The data below should be printed in full, exactly, and without any of its images.

— start Material shown —

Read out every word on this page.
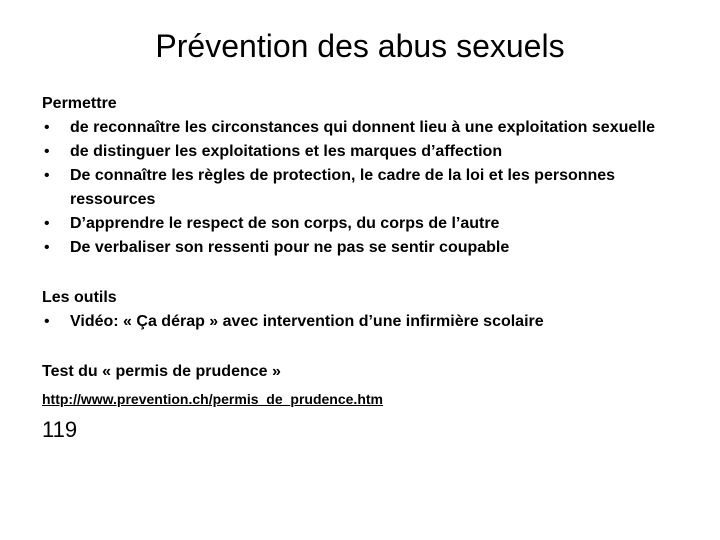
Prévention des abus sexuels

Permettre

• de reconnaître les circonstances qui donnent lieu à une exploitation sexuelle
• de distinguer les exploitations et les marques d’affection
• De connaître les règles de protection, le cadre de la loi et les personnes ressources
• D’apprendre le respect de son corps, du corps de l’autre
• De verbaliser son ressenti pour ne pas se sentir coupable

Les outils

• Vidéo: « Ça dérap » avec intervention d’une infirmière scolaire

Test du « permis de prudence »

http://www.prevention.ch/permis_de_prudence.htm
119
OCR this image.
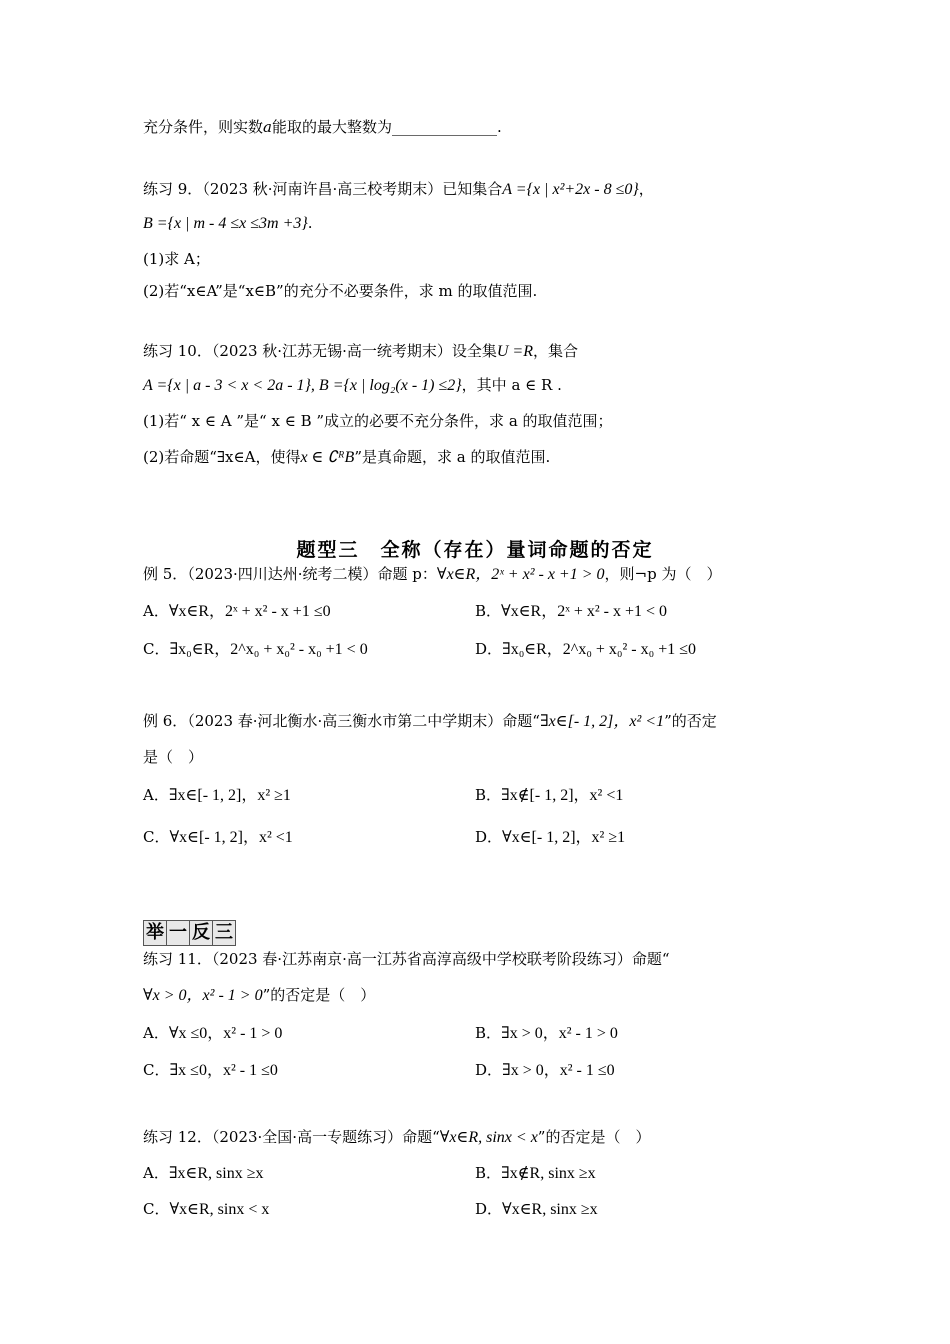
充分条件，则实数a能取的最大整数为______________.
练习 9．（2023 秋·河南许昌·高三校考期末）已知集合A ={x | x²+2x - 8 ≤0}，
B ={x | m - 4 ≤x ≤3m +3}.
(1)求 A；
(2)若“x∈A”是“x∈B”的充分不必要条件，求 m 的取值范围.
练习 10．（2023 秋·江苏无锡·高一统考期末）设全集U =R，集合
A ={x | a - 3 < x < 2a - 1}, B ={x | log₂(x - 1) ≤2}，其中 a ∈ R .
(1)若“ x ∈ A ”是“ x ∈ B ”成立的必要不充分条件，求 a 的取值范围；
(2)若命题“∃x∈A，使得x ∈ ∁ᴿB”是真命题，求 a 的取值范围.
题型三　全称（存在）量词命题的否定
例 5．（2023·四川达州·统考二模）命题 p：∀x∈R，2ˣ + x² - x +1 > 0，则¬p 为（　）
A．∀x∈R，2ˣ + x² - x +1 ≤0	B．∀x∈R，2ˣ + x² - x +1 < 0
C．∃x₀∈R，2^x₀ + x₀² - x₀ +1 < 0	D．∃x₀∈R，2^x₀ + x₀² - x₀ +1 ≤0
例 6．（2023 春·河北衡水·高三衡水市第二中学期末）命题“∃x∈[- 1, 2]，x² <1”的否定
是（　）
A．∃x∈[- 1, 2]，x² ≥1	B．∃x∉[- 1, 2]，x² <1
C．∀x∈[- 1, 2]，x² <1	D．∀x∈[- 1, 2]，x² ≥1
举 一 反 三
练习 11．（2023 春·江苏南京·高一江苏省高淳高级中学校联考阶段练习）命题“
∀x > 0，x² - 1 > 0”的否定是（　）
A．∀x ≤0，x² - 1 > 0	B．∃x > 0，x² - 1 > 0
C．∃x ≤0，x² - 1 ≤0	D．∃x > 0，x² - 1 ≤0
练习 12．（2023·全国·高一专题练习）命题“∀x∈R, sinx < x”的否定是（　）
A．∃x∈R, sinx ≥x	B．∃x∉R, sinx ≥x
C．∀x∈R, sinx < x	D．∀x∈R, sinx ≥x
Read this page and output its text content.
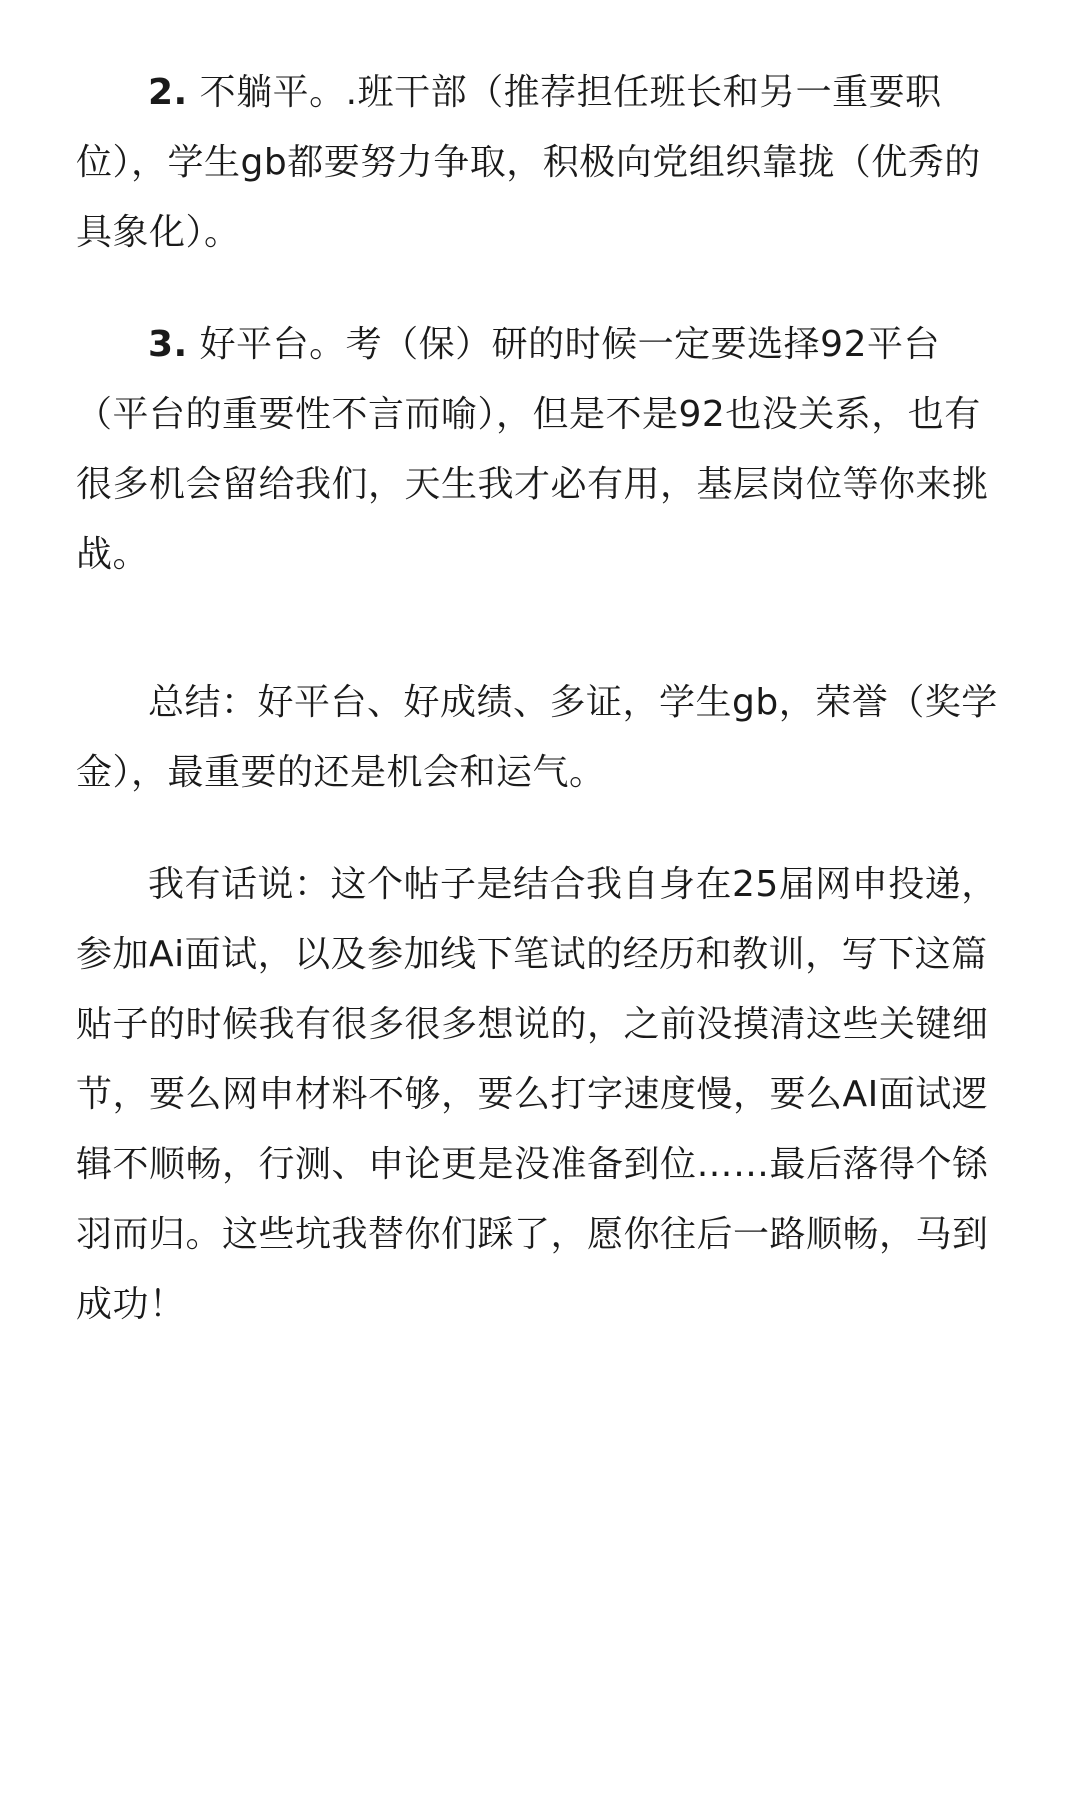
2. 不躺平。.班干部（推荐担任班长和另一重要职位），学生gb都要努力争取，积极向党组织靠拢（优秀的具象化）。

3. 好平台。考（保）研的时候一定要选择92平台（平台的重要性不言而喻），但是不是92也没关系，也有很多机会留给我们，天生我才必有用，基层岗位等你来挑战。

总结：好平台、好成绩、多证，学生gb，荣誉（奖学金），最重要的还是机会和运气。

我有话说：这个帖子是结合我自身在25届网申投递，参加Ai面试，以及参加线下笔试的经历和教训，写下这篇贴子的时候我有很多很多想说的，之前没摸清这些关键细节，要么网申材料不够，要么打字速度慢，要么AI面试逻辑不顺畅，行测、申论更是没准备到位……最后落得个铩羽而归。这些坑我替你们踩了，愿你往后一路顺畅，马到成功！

— end Material shown —

> _Task response_:
Read out every word on this page.
Prévention des abus sexuels

Permettre

• de reconnaître les circonstances qui donnent lieu à une exploitation sexuelle
• de distinguer les exploitations et les marques d’affection
• De connaître les règles de protection, le cadre de la loi et les personnes ressources
• D’apprendre le respect de son corps, du corps de l’autre
• De verbaliser son ressenti pour ne pas se sentir coupable

Les outils

• Vidéo: « Ça dérap » avec intervention d’une infirmière scolaire

Test du « permis de prudence »

http://www.prevention.ch/permis_de_prudence.htm
119
OCR this image.
充分条件，则实数a能取的最大整数为______________.
练习 9．（2023 秋·河南许昌·高三校考期末）已知集合A ={x | x²+2x - 8 ≤0}，
B ={x | m - 4 ≤x ≤3m +3}.
(1)求 A；
(2)若“x∈A”是“x∈B”的充分不必要条件，求 m 的取值范围.
练习 10．（2023 秋·江苏无锡·高一统考期末）设全集U =R，集合
A ={x | a - 3 < x < 2a - 1}, B ={x | log₂(x - 1) ≤2}，其中 a ∈ R .
(1)若“ x ∈ A ”是“ x ∈ B ”成立的必要不充分条件，求 a 的取值范围；
(2)若命题“∃x∈A，使得x ∈ ∁ᴿB”是真命题，求 a 的取值范围.
题型三　全称（存在）量词命题的否定
例 5．（2023·四川达州·统考二模）命题 p：∀x∈R，2ˣ + x² - x +1 > 0，则¬p 为（　）
A．∀x∈R，2ˣ + x² - x +1 ≤0	B．∀x∈R，2ˣ + x² - x +1 < 0
C．∃x₀∈R，2^x₀ + x₀² - x₀ +1 < 0	D．∃x₀∈R，2^x₀ + x₀² - x₀ +1 ≤0
例 6．（2023 春·河北衡水·高三衡水市第二中学期末）命题“∃x∈[- 1, 2]，x² <1”的否定
是（　）
A．∃x∈[- 1, 2]，x² ≥1	B．∃x∉[- 1, 2]，x² <1
C．∀x∈[- 1, 2]，x² <1	D．∀x∈[- 1, 2]，x² ≥1
举 一 反 三
练习 11．（2023 春·江苏南京·高一江苏省高淳高级中学校联考阶段练习）命题“
∀x > 0，x² - 1 > 0”的否定是（　）
A．∀x ≤0，x² - 1 > 0	B．∃x > 0，x² - 1 > 0
C．∃x ≤0，x² - 1 ≤0	D．∃x > 0，x² - 1 ≤0
练习 12．（2023·全国·高一专题练习）命题“∀x∈R, sinx < x”的否定是（　）
A．∃x∈R, sinx ≥x	B．∃x∉R, sinx ≥x
C．∀x∈R, sinx < x	D．∀x∈R, sinx ≥x
Read this page and output its text content.
2. 不躺平。.班干部（推荐担任班长和另一重要职位），学生gb都要努力争取，积极向党组织靠拢（优秀的具象化）。

3. 好平台。考（保）研的时候一定要选择92平台（平台的重要性不言而喻），但是不是92也没关系，也有很多机会留给我们，天生我才必有用，基层岗位等你来挑战。

总结：好平台、好成绩、多证，学生gb，荣誉（奖学金），最重要的还是机会和运气。

我有话说：这个帖子是结合我自身在25届网申投递，参加Ai面试，以及参加线下笔试的经历和教训，写下这篇贴子的时候我有很多很多想说的，之前没摸清这些关键细节，要么网申材料不够，要么打字速度慢，要么AI面试逻辑不顺畅，行测、申论更是没准备到位……最后落得个铩羽而归。这些坑我替你们踩了，愿你往后一路顺畅，马到成功！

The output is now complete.